• _Entries provided_:

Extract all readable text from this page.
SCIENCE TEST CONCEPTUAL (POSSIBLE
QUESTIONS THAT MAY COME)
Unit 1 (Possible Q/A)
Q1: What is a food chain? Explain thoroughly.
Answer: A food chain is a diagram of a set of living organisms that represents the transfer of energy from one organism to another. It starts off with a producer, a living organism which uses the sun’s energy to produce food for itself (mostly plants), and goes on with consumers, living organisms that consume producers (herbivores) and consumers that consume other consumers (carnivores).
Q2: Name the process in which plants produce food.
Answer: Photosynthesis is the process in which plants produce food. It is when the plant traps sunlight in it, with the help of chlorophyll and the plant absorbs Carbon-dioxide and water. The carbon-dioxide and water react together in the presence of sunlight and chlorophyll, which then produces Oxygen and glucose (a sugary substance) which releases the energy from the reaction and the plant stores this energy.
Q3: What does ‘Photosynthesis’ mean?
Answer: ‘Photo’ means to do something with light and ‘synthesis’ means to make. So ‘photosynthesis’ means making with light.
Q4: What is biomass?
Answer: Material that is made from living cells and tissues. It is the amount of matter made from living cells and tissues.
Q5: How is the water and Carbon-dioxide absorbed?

• _Problem to solve_: All lines in the records with the string "What" should be copied out.

• _Output_:
Q1: What is a food chain? Explain thoroughly.
Q3: What does ‘Photosynthesis’ mean?
Q4: What is biomass?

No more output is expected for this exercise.